What is being asked:
Read the records and write them out again exactly.

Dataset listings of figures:
- - - -

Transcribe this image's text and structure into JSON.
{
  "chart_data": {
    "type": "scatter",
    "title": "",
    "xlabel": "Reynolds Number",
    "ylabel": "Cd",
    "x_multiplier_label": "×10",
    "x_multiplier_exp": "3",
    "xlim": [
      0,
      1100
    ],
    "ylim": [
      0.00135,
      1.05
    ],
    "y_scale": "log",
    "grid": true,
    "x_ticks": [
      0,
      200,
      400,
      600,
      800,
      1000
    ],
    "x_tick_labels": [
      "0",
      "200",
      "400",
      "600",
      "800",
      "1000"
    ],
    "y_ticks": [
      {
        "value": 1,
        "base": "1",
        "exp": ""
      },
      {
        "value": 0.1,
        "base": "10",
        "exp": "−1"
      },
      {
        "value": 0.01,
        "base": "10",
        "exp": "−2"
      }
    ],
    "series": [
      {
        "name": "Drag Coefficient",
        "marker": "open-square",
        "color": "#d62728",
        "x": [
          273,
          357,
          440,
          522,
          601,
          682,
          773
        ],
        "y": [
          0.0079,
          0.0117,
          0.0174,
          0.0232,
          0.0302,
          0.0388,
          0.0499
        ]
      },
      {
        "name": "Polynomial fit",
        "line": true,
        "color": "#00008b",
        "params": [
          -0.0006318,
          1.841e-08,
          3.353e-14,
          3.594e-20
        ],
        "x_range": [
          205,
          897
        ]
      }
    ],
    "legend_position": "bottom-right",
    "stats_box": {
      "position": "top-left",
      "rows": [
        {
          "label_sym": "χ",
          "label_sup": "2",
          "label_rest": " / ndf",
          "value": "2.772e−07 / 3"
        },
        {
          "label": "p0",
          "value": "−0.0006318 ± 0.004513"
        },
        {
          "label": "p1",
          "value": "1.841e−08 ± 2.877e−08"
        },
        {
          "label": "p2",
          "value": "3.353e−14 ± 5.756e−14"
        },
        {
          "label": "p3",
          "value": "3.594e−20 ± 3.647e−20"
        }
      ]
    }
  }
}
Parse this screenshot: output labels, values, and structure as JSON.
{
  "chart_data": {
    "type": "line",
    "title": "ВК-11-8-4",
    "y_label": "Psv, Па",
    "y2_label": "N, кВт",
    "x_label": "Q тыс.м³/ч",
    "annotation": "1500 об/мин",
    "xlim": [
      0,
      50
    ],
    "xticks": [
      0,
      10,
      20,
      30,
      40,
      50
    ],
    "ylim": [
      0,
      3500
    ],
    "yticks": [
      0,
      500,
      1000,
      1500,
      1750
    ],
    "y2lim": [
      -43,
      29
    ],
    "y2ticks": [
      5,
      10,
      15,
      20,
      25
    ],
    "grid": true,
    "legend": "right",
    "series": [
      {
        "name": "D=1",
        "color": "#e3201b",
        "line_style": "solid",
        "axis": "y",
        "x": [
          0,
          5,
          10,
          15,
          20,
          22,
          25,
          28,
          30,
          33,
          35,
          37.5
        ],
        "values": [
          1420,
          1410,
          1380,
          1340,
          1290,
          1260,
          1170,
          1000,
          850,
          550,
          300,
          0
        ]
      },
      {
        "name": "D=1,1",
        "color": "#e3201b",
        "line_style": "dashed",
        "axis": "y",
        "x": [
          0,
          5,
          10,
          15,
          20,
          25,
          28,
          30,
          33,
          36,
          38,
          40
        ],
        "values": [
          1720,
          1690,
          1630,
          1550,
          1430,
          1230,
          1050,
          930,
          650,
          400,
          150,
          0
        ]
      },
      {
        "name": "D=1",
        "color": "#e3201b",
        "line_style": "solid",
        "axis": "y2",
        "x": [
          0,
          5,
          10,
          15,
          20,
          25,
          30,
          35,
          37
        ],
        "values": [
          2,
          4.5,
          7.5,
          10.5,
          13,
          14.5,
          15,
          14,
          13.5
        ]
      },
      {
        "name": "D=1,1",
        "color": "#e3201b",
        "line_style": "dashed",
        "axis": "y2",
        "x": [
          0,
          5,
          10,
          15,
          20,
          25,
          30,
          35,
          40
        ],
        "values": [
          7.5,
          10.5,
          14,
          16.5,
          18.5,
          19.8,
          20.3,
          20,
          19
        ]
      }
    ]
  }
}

- - - -

Response to this task:
Transcribe this image's text and structure into JSON.
{
  "chart_data": {
    "type": "scatter",
    "title": "",
    "xlabel": "Reynolds Number",
    "ylabel": "Cd",
    "x_multiplier_label": "×10",
    "x_multiplier_exp": "3",
    "xlim": [
      0,
      1100
    ],
    "ylim": [
      0.00135,
      1.05
    ],
    "y_scale": "log",
    "grid": true,
    "x_ticks": [
      0,
      200,
      400,
      600,
      800,
      1000
    ],
    "x_tick_labels": [
      "0",
      "200",
      "400",
      "600",
      "800",
      "1000"
    ],
    "y_ticks": [
      {
        "value": 1,
        "base": "1",
        "exp": ""
      },
      {
        "value": 0.1,
        "base": "10",
        "exp": "−1"
      },
      {
        "value": 0.01,
        "base": "10",
        "exp": "−2"
      }
    ],
    "series": [
      {
        "name": "Drag Coefficient",
        "marker": "open-square",
        "color": "#d62728",
        "x": [
          273,
          357,
          440,
          522,
          601,
          682,
          773
        ],
        "y": [
          0.0079,
          0.0117,
          0.0174,
          0.0232,
          0.0302,
          0.0388,
          0.0499
        ]
      },
      {
        "name": "Polynomial fit",
        "line": true,
        "color": "#00008b",
        "params": [
          -0.0006318,
          1.841e-08,
          3.353e-14,
          3.594e-20
        ],
        "x_range": [
          205,
          897
        ]
      }
    ],
    "legend_position": "bottom-right",
    "stats_box": {
      "position": "top-left",
      "rows": [
        {
          "label_sym": "χ",
          "label_sup": "2",
          "label_rest": " / ndf",
          "value": "2.772e−07 / 3"
        },
        {
          "label": "p0",
          "value": "−0.0006318 ± 0.004513"
        },
        {
          "label": "p1",
          "value": "1.841e−08 ± 2.877e−08"
        },
        {
          "label": "p2",
          "value": "3.353e−14 ± 5.756e−14"
        },
        {
          "label": "p3",
          "value": "3.594e−20 ± 3.647e−20"
        }
      ]
    }
  }
}
Parse this screenshot: output labels, values, and structure as JSON.
{
  "chart_data": {
    "type": "line",
    "title": "ВК-11-8-4",
    "y_label": "Psv, Па",
    "y2_label": "N, кВт",
    "x_label": "Q тыс.м³/ч",
    "annotation": "1500 об/мин",
    "xlim": [
      0,
      50
    ],
    "xticks": [
      0,
      10,
      20,
      30,
      40,
      50
    ],
    "ylim": [
      0,
      3500
    ],
    "yticks": [
      0,
      500,
      1000,
      1500,
      1750
    ],
    "y2lim": [
      -43,
      29
    ],
    "y2ticks": [
      5,
      10,
      15,
      20,
      25
    ],
    "grid": true,
    "legend": "right",
    "series": [
      {
        "name": "D=1",
        "color": "#e3201b",
        "line_style": "solid",
        "axis": "y",
        "x": [
          0,
          5,
          10,
          15,
          20,
          22,
          25,
          28,
          30,
          33,
          35,
          37.5
        ],
        "values": [
          1420,
          1410,
          1380,
          1340,
          1290,
          1260,
          1170,
          1000,
          850,
          550,
          300,
          0
        ]
      },
      {
        "name": "D=1,1",
        "color": "#e3201b",
        "line_style": "dashed",
        "axis": "y",
        "x": [
          0,
          5,
          10,
          15,
          20,
          25,
          28,
          30,
          33,
          36,
          38,
          40
        ],
        "values": [
          1720,
          1690,
          1630,
          1550,
          1430,
          1230,
          1050,
          930,
          650,
          400,
          150,
          0
        ]
      },
      {
        "name": "D=1",
        "color": "#e3201b",
        "line_style": "solid",
        "axis": "y2",
        "x": [
          0,
          5,
          10,
          15,
          20,
          25,
          30,
          35,
          37
        ],
        "values": [
          2,
          4.5,
          7.5,
          10.5,
          13,
          14.5,
          15,
          14,
          13.5
        ]
      },
      {
        "name": "D=1,1",
        "color": "#e3201b",
        "line_style": "dashed",
        "axis": "y2",
        "x": [
          0,
          5,
          10,
          15,
          20,
          25,
          30,
          35,
          40
        ],
        "values": [
          7.5,
          10.5,
          14,
          16.5,
          18.5,
          19.8,
          20.3,
          20,
          19
        ]
      }
    ]
  }
}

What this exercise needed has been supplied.